:: TASK DIRECTIONS ::
Return all lines where the word "sdkconfig" can be found.

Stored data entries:

# # #

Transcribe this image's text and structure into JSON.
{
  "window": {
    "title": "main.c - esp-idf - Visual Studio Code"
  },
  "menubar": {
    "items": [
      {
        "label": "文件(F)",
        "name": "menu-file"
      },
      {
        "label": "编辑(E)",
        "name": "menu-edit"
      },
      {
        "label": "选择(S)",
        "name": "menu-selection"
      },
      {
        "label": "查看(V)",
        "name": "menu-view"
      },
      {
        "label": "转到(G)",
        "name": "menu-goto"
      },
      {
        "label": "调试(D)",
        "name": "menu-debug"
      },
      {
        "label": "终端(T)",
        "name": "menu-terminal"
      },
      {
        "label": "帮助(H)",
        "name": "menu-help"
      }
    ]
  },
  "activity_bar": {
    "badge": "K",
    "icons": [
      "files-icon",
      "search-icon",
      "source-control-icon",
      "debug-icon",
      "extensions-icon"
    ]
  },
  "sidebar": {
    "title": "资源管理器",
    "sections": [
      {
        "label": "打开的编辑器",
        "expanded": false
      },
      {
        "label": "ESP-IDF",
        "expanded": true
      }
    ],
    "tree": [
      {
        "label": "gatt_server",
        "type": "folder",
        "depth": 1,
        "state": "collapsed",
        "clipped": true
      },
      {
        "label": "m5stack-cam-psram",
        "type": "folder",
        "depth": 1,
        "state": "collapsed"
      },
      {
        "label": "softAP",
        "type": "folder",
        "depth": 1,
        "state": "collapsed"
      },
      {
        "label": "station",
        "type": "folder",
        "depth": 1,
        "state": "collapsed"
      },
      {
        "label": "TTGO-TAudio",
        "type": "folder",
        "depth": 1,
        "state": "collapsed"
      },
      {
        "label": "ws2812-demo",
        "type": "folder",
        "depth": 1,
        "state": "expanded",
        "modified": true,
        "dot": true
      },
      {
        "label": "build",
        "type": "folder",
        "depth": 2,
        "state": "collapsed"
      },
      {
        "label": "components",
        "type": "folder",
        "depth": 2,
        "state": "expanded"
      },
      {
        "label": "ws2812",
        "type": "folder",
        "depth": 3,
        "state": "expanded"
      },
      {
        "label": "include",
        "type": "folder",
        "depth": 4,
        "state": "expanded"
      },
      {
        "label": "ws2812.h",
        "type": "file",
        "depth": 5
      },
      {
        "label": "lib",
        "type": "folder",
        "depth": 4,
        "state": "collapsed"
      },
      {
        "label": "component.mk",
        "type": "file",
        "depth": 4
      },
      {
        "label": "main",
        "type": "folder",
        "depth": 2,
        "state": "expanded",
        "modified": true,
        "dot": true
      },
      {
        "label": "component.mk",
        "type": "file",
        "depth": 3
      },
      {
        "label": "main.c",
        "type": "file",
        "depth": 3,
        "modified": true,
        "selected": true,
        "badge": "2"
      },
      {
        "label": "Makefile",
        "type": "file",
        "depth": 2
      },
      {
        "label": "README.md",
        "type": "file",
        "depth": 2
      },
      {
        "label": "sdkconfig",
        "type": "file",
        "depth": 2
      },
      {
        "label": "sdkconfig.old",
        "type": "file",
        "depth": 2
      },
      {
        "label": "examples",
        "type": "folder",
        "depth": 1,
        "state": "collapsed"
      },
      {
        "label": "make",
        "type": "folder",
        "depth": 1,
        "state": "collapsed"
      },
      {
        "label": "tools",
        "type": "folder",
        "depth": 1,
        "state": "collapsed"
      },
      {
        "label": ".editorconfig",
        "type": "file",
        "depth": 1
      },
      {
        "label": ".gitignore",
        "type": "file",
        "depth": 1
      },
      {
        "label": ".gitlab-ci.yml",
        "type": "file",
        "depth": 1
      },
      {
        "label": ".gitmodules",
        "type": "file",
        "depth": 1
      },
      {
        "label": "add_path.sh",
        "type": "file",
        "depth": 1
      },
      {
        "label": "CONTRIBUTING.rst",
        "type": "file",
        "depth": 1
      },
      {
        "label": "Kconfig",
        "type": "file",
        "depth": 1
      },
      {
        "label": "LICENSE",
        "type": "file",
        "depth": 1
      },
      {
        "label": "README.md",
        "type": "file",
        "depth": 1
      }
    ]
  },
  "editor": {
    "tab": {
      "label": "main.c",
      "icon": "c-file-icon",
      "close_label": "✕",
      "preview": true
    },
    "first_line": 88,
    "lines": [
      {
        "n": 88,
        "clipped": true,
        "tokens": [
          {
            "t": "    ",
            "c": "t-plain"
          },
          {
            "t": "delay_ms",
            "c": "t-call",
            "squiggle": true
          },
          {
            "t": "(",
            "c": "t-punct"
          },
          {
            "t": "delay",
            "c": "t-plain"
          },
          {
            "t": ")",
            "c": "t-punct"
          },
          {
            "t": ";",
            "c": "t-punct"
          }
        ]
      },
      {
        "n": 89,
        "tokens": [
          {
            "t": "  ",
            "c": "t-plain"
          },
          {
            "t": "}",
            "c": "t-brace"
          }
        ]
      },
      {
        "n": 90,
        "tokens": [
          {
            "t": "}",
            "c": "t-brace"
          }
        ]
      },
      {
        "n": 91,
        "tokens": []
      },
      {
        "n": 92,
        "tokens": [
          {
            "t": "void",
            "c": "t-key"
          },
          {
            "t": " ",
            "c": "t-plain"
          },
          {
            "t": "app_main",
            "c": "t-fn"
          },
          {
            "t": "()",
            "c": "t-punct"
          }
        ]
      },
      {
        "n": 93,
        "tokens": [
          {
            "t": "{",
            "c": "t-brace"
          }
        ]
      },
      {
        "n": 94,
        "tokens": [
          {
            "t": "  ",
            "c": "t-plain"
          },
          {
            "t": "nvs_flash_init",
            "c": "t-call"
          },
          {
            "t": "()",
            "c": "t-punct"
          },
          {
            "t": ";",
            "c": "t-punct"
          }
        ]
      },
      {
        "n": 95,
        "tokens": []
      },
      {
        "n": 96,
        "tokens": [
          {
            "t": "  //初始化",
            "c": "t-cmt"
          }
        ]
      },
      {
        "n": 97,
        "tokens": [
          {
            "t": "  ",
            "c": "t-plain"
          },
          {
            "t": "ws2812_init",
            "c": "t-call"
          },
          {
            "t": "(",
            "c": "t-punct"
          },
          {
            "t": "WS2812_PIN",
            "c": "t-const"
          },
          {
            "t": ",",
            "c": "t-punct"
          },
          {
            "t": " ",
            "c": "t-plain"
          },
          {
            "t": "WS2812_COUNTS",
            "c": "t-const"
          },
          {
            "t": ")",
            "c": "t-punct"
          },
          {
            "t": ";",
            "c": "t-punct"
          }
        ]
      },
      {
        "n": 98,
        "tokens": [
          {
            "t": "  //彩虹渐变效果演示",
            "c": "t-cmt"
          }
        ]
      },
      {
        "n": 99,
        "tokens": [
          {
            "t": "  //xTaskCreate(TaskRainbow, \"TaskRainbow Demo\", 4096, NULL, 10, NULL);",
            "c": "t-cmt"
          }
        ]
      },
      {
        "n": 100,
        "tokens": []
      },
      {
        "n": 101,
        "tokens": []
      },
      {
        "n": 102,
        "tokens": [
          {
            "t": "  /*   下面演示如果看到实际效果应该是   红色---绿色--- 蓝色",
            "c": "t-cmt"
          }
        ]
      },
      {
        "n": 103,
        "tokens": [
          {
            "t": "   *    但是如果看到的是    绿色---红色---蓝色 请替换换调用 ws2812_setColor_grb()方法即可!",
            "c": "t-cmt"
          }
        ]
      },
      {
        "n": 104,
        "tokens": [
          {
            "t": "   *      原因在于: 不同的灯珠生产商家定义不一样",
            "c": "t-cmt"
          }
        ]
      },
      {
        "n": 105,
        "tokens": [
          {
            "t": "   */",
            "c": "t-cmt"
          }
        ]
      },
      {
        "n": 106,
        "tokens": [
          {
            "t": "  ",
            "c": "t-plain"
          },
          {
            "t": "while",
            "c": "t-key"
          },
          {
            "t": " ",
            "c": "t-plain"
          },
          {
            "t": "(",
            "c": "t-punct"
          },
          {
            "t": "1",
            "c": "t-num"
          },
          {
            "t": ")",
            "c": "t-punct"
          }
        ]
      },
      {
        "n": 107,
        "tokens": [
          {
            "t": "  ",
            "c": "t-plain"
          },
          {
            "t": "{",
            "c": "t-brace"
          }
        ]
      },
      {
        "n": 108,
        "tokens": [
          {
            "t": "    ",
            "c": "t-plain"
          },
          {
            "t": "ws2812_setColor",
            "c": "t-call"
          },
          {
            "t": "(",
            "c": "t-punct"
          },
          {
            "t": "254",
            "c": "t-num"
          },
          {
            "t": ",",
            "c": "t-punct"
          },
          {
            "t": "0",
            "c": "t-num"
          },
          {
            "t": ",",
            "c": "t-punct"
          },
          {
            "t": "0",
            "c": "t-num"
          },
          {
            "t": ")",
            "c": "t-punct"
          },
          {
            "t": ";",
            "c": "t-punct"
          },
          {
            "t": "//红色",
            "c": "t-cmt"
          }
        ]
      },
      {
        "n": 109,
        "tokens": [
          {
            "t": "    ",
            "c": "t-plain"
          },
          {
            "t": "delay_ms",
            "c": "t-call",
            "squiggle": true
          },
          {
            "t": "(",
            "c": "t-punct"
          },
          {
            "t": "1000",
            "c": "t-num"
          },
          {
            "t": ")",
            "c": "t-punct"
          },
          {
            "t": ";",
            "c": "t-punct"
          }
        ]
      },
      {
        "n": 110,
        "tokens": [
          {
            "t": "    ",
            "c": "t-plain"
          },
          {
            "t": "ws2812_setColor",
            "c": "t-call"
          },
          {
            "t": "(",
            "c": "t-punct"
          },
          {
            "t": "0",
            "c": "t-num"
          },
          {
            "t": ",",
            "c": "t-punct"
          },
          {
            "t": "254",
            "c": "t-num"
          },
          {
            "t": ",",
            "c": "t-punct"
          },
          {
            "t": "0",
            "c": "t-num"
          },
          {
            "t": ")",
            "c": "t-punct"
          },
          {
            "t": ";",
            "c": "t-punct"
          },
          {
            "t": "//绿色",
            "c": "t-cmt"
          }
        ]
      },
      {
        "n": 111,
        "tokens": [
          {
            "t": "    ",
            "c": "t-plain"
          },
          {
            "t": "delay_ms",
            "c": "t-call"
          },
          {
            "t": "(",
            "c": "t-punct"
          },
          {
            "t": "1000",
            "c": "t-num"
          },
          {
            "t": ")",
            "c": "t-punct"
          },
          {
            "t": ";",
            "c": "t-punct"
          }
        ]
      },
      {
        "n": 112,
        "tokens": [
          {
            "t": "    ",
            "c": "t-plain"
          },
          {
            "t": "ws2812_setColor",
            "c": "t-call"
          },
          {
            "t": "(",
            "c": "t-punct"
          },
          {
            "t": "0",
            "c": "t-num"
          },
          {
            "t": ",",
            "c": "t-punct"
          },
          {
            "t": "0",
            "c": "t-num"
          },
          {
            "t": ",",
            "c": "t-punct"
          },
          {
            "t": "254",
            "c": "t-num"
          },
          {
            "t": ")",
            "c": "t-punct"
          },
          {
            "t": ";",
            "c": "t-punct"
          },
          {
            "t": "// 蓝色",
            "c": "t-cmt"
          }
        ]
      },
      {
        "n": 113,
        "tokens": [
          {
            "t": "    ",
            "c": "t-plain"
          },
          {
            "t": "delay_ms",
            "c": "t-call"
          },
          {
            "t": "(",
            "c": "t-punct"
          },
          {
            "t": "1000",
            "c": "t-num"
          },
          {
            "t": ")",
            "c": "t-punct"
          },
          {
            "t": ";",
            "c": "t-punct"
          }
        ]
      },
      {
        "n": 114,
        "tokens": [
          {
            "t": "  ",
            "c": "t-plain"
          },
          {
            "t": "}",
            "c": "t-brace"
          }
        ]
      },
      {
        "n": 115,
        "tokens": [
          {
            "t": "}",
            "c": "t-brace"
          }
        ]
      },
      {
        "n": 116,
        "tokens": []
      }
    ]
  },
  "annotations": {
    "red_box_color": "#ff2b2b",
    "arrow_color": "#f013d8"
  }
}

# # #

:: WRITTEN ANSWER ::
        "label": "sdkconfig",
        "label": "sdkconfig.old",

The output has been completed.